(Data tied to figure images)
------------------------------------------------------------------------
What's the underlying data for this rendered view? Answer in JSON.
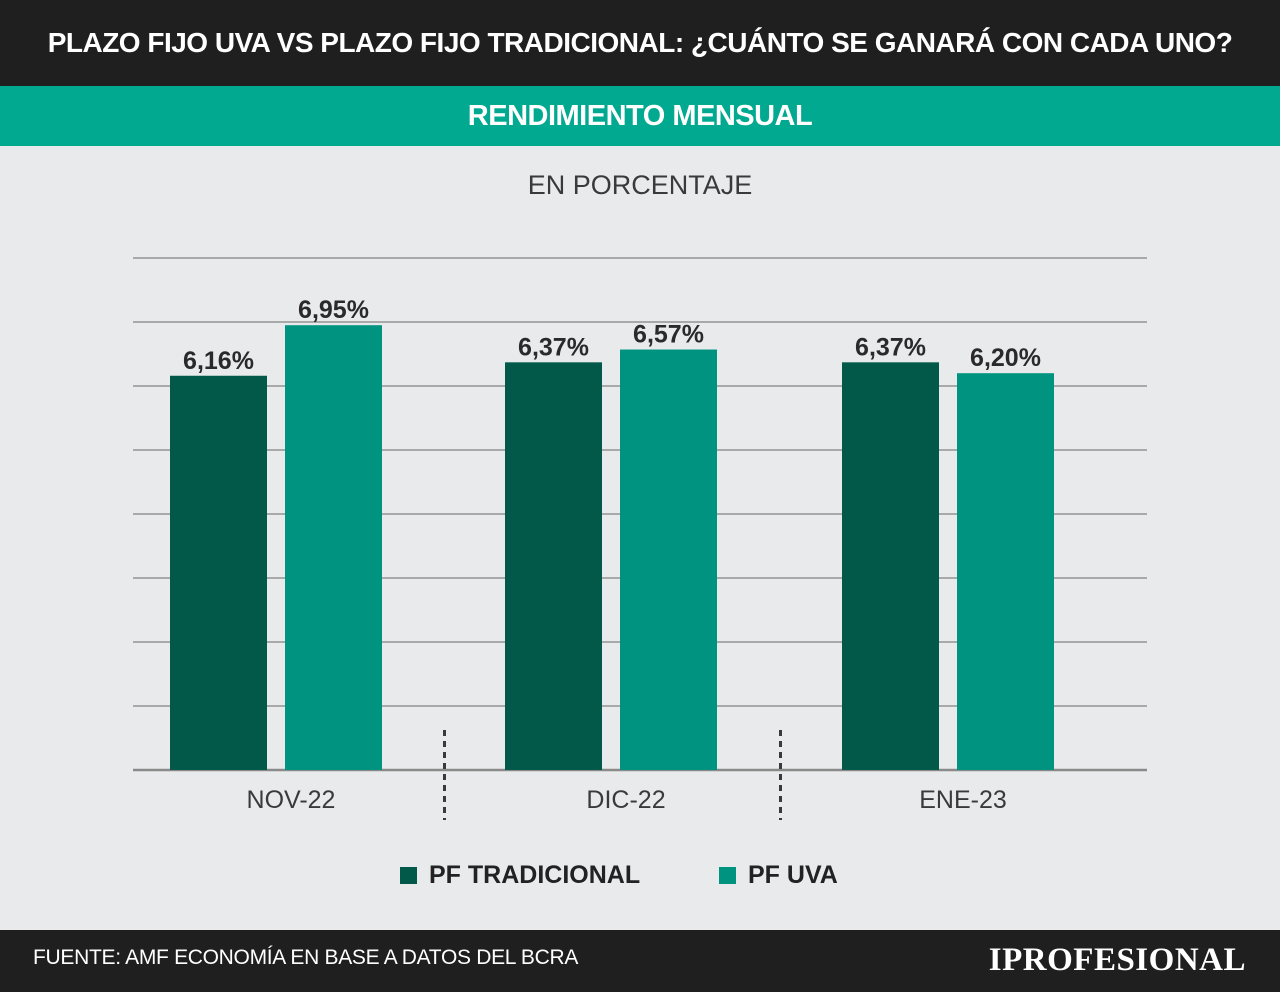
{
  "header": {
    "title": "PLAZO FIJO UVA VS PLAZO FIJO TRADICIONAL: ¿CUÁNTO SE GANARÁ CON CADA UNO?",
    "subtitle": "RENDIMIENTO MENSUAL"
  },
  "footer": {
    "source": "FUENTE: AMF ECONOMÍA EN BASE A DATOS DEL BCRA",
    "logo": "IPROFESIONAL"
  },
  "colors": {
    "pf_tradicional": "#02594a",
    "pf_uva": "#009480",
    "accent_bar": "#00a98f",
    "dark_bar": "#1f1f1f"
  },
  "chart_data": {
    "type": "bar",
    "title": "RENDIMIENTO MENSUAL",
    "unit_label": "EN PORCENTAJE",
    "categories": [
      "NOV-22",
      "DIC-22",
      "ENE-23"
    ],
    "series": [
      {
        "name": "PF TRADICIONAL",
        "values": [
          6.16,
          6.37,
          6.37
        ],
        "labels": [
          "6,16%",
          "6,37%",
          "6,37%"
        ],
        "color": "#02594a"
      },
      {
        "name": "PF UVA",
        "values": [
          6.95,
          6.57,
          6.2
        ],
        "labels": [
          "6,95%",
          "6,57%",
          "6,20%"
        ],
        "color": "#009480"
      }
    ],
    "ylim": [
      0,
      8
    ],
    "grid": true,
    "legend_position": "bottom"
  }
}
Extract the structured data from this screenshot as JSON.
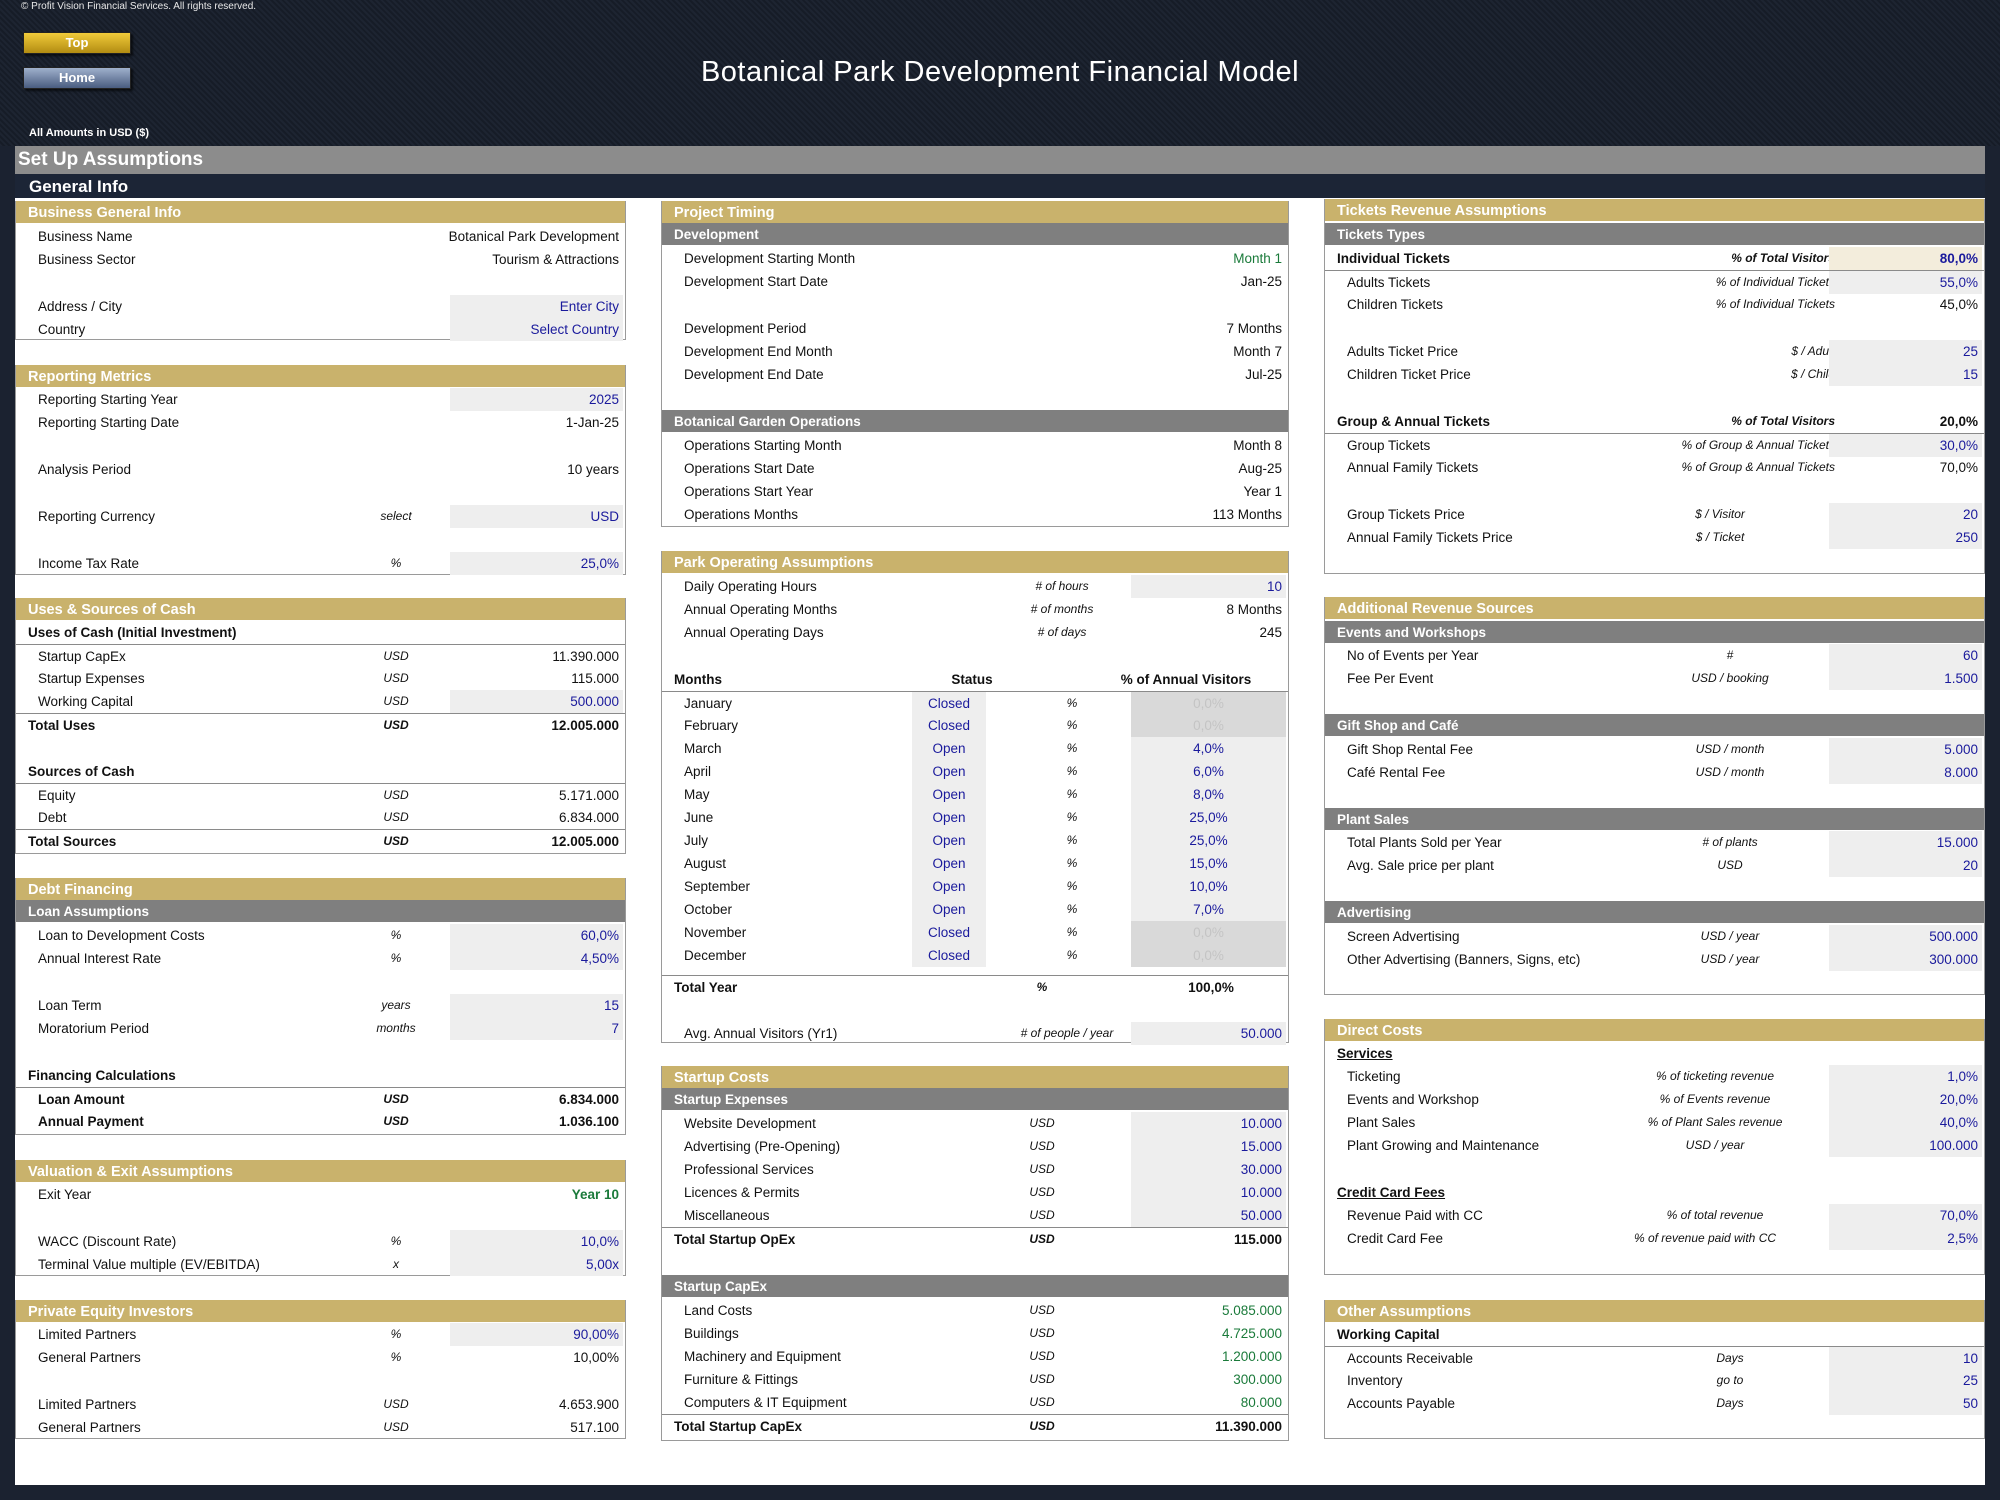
------------------------------------------------------------------------
◆ WHAT YOU ARE ASKED TO DO:
State how many lines of the material contain the string "RENDIMIENTO", with no other words.

◆ FULL ANSWER:
2